What to work on
Every line that contains the word "ناصر" should be copied out.

[Recorded data]
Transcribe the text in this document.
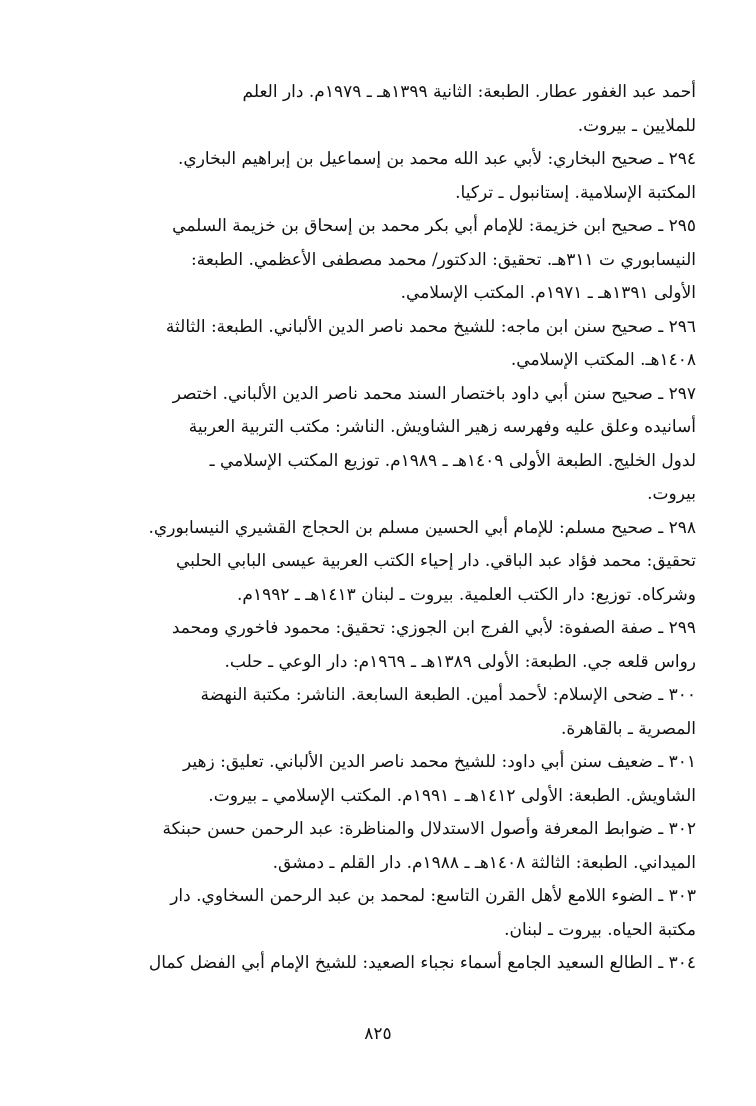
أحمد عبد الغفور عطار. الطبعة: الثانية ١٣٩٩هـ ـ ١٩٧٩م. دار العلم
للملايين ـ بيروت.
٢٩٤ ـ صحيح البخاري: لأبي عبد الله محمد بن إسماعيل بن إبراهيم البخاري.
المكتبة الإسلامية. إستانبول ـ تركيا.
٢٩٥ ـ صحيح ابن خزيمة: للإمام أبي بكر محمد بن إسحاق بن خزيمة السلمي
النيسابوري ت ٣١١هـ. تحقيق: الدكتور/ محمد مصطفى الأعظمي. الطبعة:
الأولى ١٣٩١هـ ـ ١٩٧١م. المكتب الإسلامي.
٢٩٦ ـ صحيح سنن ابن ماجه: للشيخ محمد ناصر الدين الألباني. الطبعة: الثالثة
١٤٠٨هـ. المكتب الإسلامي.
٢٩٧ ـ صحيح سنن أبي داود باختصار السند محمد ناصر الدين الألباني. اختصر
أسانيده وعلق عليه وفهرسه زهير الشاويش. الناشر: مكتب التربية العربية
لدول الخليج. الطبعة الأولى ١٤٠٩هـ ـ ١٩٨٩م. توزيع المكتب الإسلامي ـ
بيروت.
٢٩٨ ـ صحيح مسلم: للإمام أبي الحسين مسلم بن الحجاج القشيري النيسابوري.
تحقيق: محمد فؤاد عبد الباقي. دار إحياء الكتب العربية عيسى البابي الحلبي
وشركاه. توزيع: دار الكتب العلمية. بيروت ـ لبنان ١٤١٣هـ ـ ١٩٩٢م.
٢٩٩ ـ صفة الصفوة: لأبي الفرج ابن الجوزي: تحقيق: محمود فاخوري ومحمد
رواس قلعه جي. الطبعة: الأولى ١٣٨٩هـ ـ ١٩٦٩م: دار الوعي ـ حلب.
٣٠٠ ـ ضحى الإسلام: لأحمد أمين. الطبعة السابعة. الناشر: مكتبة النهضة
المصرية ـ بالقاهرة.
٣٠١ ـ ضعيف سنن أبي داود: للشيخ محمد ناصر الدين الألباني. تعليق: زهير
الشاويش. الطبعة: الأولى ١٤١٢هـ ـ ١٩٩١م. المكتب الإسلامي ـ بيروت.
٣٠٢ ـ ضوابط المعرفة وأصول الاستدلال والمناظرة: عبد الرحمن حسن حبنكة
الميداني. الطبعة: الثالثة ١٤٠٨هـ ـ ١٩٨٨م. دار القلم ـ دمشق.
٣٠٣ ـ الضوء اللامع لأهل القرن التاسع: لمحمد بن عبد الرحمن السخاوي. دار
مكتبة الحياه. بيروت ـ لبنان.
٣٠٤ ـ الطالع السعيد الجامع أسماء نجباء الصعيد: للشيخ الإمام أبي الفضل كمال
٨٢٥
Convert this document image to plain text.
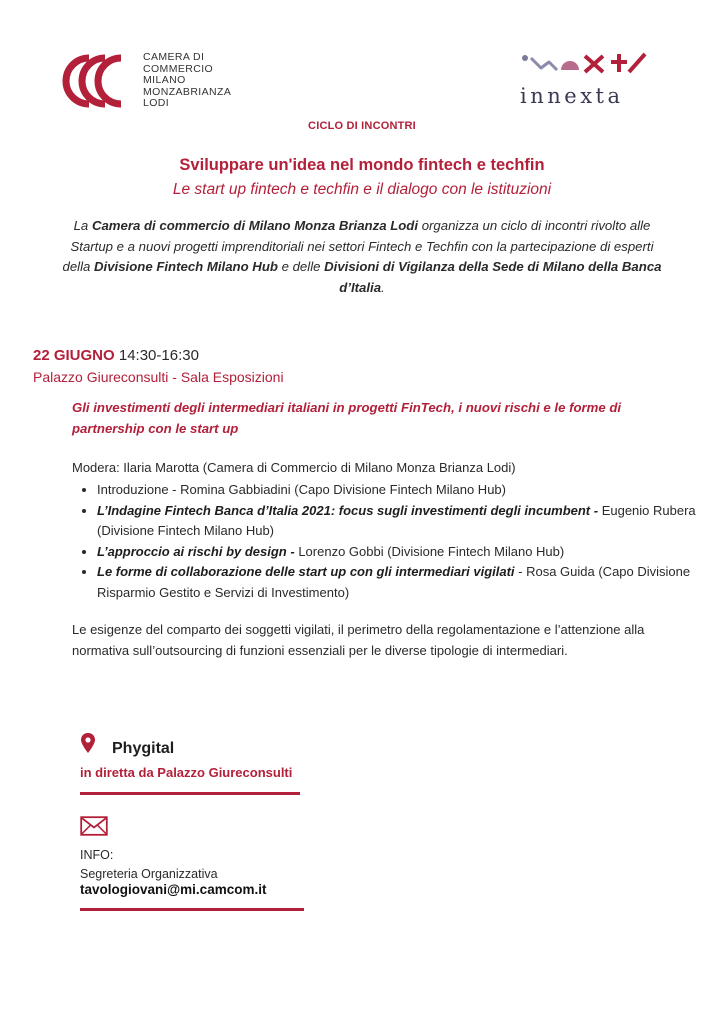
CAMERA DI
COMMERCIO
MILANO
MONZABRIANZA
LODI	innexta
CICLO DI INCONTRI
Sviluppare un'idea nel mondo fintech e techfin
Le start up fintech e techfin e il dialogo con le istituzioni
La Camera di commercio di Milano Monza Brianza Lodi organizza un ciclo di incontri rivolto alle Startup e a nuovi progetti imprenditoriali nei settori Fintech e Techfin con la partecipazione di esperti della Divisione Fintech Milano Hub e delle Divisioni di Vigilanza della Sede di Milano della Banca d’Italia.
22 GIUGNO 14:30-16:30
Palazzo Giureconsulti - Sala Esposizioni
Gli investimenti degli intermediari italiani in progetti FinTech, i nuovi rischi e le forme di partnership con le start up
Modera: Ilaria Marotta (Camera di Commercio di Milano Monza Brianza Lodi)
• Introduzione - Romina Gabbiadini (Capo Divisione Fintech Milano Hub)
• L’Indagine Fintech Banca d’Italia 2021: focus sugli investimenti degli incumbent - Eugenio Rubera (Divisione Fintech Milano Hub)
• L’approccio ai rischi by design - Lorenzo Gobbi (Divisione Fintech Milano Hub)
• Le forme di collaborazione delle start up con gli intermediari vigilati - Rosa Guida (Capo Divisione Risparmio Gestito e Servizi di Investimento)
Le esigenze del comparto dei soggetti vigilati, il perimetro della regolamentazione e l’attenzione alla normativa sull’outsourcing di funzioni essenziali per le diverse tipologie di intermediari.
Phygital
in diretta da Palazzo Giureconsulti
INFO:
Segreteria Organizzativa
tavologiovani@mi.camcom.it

Written solution
٢٩٦ ـ صحيح سنن ابن ماجه: للشيخ محمد ناصر الدين الألباني. الطبعة: الثالثة
٢٩٧ ـ صحيح سنن أبي داود باختصار السند محمد ناصر الدين الألباني. اختصر
٣٠١ ـ ضعيف سنن أبي داود: للشيخ محمد ناصر الدين الألباني. تعليق: زهير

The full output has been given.